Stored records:
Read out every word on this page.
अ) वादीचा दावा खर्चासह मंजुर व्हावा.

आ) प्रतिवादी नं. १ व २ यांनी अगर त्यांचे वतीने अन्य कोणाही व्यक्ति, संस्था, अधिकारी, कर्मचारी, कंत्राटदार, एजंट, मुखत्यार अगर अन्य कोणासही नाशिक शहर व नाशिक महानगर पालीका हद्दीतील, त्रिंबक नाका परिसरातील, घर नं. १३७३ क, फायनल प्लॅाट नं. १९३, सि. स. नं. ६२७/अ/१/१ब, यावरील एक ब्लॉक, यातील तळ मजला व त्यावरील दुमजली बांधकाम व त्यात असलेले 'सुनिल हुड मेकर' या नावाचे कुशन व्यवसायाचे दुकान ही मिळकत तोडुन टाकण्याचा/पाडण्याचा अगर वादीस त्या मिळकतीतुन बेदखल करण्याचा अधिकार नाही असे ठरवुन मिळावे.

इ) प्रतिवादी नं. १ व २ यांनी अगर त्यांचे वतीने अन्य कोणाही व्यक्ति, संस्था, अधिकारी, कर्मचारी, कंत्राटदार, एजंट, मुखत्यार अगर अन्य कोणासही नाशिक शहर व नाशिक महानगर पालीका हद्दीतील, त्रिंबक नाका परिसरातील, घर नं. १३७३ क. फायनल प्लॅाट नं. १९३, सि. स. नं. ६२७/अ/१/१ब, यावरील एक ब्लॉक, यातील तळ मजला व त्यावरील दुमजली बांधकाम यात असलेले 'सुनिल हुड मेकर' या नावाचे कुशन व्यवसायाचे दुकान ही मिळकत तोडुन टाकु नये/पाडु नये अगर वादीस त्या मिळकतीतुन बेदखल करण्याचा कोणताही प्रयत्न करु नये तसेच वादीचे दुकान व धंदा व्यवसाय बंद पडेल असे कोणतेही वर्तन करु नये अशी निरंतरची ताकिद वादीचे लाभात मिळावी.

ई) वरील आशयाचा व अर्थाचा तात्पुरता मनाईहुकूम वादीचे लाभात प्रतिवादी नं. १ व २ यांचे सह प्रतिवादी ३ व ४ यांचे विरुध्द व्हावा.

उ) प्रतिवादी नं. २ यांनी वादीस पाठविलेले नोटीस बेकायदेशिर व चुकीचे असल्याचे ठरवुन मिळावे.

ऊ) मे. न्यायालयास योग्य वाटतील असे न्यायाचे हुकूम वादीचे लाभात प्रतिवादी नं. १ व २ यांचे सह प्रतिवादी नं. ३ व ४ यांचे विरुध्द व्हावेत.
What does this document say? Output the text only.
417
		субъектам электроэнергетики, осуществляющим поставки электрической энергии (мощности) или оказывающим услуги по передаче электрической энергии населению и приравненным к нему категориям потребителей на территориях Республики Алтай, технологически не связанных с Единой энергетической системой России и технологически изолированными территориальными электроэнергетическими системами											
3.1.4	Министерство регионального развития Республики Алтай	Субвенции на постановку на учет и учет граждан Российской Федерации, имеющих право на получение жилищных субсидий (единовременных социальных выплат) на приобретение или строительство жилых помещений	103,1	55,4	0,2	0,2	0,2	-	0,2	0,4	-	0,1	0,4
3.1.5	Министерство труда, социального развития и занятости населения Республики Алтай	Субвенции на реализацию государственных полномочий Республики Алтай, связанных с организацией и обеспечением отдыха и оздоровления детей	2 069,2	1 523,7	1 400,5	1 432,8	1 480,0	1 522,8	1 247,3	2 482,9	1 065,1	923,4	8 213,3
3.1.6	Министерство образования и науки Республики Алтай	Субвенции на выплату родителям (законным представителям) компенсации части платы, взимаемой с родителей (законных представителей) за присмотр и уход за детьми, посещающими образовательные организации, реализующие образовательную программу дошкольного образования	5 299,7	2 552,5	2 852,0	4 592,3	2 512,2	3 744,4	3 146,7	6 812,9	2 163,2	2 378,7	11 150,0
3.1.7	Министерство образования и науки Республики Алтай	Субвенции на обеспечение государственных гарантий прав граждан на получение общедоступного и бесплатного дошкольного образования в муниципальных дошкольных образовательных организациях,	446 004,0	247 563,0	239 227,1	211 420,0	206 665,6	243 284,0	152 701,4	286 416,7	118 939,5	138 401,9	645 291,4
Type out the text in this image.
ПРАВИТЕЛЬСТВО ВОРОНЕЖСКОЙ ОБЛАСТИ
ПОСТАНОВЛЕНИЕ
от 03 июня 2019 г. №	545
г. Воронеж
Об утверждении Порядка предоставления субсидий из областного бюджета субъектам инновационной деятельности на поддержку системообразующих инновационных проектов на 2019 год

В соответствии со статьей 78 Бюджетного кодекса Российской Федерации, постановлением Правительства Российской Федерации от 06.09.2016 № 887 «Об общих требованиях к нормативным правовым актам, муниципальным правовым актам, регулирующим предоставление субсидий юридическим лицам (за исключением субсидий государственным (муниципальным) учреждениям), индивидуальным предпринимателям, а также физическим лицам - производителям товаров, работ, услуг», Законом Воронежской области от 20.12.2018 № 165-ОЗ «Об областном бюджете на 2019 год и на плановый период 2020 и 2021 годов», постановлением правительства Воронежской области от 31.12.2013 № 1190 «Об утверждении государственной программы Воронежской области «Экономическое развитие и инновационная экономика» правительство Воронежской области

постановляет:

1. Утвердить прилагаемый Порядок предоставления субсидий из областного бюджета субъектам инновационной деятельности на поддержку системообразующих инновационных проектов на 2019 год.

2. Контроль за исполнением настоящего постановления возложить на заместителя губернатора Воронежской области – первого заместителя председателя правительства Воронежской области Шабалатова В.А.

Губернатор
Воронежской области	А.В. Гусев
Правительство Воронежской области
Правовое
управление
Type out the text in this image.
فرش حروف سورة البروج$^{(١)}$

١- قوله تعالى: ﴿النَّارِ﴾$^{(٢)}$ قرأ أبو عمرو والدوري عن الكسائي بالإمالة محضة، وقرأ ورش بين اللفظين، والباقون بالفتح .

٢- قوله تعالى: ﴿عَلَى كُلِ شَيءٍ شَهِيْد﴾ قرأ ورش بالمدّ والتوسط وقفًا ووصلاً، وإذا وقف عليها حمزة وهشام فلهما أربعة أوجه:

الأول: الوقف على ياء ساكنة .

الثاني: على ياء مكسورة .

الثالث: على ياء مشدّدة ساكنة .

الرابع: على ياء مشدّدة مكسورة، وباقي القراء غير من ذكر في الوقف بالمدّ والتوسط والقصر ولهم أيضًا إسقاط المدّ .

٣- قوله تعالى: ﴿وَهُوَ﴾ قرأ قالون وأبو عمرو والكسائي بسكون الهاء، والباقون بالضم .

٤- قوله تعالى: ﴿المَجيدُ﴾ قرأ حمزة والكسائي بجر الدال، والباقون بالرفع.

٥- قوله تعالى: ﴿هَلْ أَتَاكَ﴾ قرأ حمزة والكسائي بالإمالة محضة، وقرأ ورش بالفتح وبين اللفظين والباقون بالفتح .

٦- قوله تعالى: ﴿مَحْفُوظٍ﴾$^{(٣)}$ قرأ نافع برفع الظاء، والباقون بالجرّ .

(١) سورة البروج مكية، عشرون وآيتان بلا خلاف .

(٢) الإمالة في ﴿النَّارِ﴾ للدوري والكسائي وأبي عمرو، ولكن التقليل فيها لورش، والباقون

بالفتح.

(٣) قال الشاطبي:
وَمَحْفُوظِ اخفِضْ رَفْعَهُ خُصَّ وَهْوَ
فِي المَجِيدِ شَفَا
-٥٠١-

TASK INSTRUCTIONS: Only lines with "граждан" are wanted here; list each of them.

ANSWER TO THE PROBLEM:
3.1.4	Министерство регионального развития Республики Алтай	Субвенции на постановку на учет и учет граждан Российской Федерации, имеющих право на получение жилищных субсидий (единовременных социальных выплат) на приобретение или строительство жилых помещений	103,1	55,4	0,2	0,2	0,2	-	0,2	0,4	-	0,1	0,4
3.1.7	Министерство образования и науки Республики Алтай	Субвенции на обеспечение государственных гарантий прав граждан на получение общедоступного и бесплатного дошкольного образования в муниципальных дошкольных образовательных организациях,	446 004,0	247 563,0	239 227,1	211 420,0	206 665,6	243 284,0	152 701,4	286 416,7	118 939,5	138 401,9	645 291,4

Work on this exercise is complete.